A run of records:
◆ ◆ ◆ ◆ ◆ ◆ ◆

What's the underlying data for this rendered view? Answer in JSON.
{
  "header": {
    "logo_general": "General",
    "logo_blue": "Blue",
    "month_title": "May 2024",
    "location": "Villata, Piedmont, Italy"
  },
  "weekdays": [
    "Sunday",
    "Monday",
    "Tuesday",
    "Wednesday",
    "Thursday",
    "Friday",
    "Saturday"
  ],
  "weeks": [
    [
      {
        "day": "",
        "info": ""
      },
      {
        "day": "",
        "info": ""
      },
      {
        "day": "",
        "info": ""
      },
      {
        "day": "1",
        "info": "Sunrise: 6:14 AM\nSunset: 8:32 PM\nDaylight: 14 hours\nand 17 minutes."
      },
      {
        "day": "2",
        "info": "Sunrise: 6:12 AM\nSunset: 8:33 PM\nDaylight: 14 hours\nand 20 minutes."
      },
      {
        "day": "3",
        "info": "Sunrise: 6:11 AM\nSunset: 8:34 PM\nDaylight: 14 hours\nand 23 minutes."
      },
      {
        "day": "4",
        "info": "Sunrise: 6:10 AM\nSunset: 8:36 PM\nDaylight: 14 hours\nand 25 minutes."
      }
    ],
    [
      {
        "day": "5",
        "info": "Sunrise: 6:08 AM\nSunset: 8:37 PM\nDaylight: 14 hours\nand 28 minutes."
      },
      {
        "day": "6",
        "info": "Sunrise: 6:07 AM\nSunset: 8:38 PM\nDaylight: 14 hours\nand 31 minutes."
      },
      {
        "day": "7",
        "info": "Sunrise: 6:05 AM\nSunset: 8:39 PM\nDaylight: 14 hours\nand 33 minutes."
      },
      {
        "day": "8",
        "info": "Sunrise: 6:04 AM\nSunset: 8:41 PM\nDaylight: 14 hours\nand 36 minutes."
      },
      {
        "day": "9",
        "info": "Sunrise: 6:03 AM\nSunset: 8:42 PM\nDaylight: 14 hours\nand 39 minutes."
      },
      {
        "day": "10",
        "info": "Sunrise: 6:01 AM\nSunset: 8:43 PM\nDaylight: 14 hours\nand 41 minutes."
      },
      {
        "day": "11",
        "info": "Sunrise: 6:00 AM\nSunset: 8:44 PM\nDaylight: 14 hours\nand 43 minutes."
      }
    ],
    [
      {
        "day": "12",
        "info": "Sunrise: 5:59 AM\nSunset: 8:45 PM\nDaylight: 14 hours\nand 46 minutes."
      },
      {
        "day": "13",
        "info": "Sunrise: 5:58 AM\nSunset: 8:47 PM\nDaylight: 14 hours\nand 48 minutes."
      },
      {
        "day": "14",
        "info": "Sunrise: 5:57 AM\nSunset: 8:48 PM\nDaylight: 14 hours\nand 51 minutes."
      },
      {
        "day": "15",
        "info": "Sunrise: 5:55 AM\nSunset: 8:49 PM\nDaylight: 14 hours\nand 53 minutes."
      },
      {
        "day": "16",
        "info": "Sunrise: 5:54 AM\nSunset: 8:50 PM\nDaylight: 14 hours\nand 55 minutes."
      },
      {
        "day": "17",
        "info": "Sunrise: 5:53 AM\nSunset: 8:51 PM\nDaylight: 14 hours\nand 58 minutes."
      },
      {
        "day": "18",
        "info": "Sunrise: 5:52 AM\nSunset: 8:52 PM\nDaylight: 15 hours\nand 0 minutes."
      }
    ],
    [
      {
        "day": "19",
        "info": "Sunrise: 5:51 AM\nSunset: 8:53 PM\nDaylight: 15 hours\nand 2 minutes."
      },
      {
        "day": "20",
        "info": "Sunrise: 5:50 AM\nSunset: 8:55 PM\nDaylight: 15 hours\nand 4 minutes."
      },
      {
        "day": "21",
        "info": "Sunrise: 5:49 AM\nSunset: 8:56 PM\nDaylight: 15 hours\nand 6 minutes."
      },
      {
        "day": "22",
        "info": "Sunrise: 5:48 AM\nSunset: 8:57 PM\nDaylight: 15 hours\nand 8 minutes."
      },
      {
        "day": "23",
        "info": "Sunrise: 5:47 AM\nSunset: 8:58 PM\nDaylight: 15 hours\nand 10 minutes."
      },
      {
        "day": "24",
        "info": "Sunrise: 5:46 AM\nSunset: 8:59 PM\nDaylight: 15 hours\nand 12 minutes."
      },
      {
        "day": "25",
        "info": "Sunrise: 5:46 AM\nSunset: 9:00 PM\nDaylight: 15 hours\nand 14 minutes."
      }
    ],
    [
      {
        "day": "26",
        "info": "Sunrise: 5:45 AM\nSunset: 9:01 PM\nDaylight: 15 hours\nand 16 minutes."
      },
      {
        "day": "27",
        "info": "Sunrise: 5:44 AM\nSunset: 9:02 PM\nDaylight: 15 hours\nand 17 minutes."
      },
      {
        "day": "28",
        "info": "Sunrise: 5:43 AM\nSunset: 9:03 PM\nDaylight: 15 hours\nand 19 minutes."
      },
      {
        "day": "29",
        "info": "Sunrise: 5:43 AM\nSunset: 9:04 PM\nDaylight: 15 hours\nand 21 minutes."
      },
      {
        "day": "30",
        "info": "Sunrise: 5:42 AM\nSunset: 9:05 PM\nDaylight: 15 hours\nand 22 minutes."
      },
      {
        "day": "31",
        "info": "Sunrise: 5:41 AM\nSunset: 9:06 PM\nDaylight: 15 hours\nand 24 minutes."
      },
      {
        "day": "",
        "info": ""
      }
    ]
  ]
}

◆ ◆ ◆ ◆ ◆ ◆ ◆

Required task:
Quote each line of the listing above exactly.

Response to this exercise:
What's the underlying data for this rendered view? Answer in JSON.
{
  "header": {
    "logo_general": "General",
    "logo_blue": "Blue",
    "month_title": "May 2024",
    "location": "Villata, Piedmont, Italy"
  },
  "weekdays": [
    "Sunday",
    "Monday",
    "Tuesday",
    "Wednesday",
    "Thursday",
    "Friday",
    "Saturday"
  ],
  "weeks": [
    [
      {
        "day": "",
        "info": ""
      },
      {
        "day": "",
        "info": ""
      },
      {
        "day": "",
        "info": ""
      },
      {
        "day": "1",
        "info": "Sunrise: 6:14 AM\nSunset: 8:32 PM\nDaylight: 14 hours\nand 17 minutes."
      },
      {
        "day": "2",
        "info": "Sunrise: 6:12 AM\nSunset: 8:33 PM\nDaylight: 14 hours\nand 20 minutes."
      },
      {
        "day": "3",
        "info": "Sunrise: 6:11 AM\nSunset: 8:34 PM\nDaylight: 14 hours\nand 23 minutes."
      },
      {
        "day": "4",
        "info": "Sunrise: 6:10 AM\nSunset: 8:36 PM\nDaylight: 14 hours\nand 25 minutes."
      }
    ],
    [
      {
        "day": "5",
        "info": "Sunrise: 6:08 AM\nSunset: 8:37 PM\nDaylight: 14 hours\nand 28 minutes."
      },
      {
        "day": "6",
        "info": "Sunrise: 6:07 AM\nSunset: 8:38 PM\nDaylight: 14 hours\nand 31 minutes."
      },
      {
        "day": "7",
        "info": "Sunrise: 6:05 AM\nSunset: 8:39 PM\nDaylight: 14 hours\nand 33 minutes."
      },
      {
        "day": "8",
        "info": "Sunrise: 6:04 AM\nSunset: 8:41 PM\nDaylight: 14 hours\nand 36 minutes."
      },
      {
        "day": "9",
        "info": "Sunrise: 6:03 AM\nSunset: 8:42 PM\nDaylight: 14 hours\nand 39 minutes."
      },
      {
        "day": "10",
        "info": "Sunrise: 6:01 AM\nSunset: 8:43 PM\nDaylight: 14 hours\nand 41 minutes."
      },
      {
        "day": "11",
        "info": "Sunrise: 6:00 AM\nSunset: 8:44 PM\nDaylight: 14 hours\nand 43 minutes."
      }
    ],
    [
      {
        "day": "12",
        "info": "Sunrise: 5:59 AM\nSunset: 8:45 PM\nDaylight: 14 hours\nand 46 minutes."
      },
      {
        "day": "13",
        "info": "Sunrise: 5:58 AM\nSunset: 8:47 PM\nDaylight: 14 hours\nand 48 minutes."
      },
      {
        "day": "14",
        "info": "Sunrise: 5:57 AM\nSunset: 8:48 PM\nDaylight: 14 hours\nand 51 minutes."
      },
      {
        "day": "15",
        "info": "Sunrise: 5:55 AM\nSunset: 8:49 PM\nDaylight: 14 hours\nand 53 minutes."
      },
      {
        "day": "16",
        "info": "Sunrise: 5:54 AM\nSunset: 8:50 PM\nDaylight: 14 hours\nand 55 minutes."
      },
      {
        "day": "17",
        "info": "Sunrise: 5:53 AM\nSunset: 8:51 PM\nDaylight: 14 hours\nand 58 minutes."
      },
      {
        "day": "18",
        "info": "Sunrise: 5:52 AM\nSunset: 8:52 PM\nDaylight: 15 hours\nand 0 minutes."
      }
    ],
    [
      {
        "day": "19",
        "info": "Sunrise: 5:51 AM\nSunset: 8:53 PM\nDaylight: 15 hours\nand 2 minutes."
      },
      {
        "day": "20",
        "info": "Sunrise: 5:50 AM\nSunset: 8:55 PM\nDaylight: 15 hours\nand 4 minutes."
      },
      {
        "day": "21",
        "info": "Sunrise: 5:49 AM\nSunset: 8:56 PM\nDaylight: 15 hours\nand 6 minutes."
      },
      {
        "day": "22",
        "info": "Sunrise: 5:48 AM\nSunset: 8:57 PM\nDaylight: 15 hours\nand 8 minutes."
      },
      {
        "day": "23",
        "info": "Sunrise: 5:47 AM\nSunset: 8:58 PM\nDaylight: 15 hours\nand 10 minutes."
      },
      {
        "day": "24",
        "info": "Sunrise: 5:46 AM\nSunset: 8:59 PM\nDaylight: 15 hours\nand 12 minutes."
      },
      {
        "day": "25",
        "info": "Sunrise: 5:46 AM\nSunset: 9:00 PM\nDaylight: 15 hours\nand 14 minutes."
      }
    ],
    [
      {
        "day": "26",
        "info": "Sunrise: 5:45 AM\nSunset: 9:01 PM\nDaylight: 15 hours\nand 16 minutes."
      },
      {
        "day": "27",
        "info": "Sunrise: 5:44 AM\nSunset: 9:02 PM\nDaylight: 15 hours\nand 17 minutes."
      },
      {
        "day": "28",
        "info": "Sunrise: 5:43 AM\nSunset: 9:03 PM\nDaylight: 15 hours\nand 19 minutes."
      },
      {
        "day": "29",
        "info": "Sunrise: 5:43 AM\nSunset: 9:04 PM\nDaylight: 15 hours\nand 21 minutes."
      },
      {
        "day": "30",
        "info": "Sunrise: 5:42 AM\nSunset: 9:05 PM\nDaylight: 15 hours\nand 22 minutes."
      },
      {
        "day": "31",
        "info": "Sunrise: 5:41 AM\nSunset: 9:06 PM\nDaylight: 15 hours\nand 24 minutes."
      },
      {
        "day": "",
        "info": ""
      }
    ]
  ]
}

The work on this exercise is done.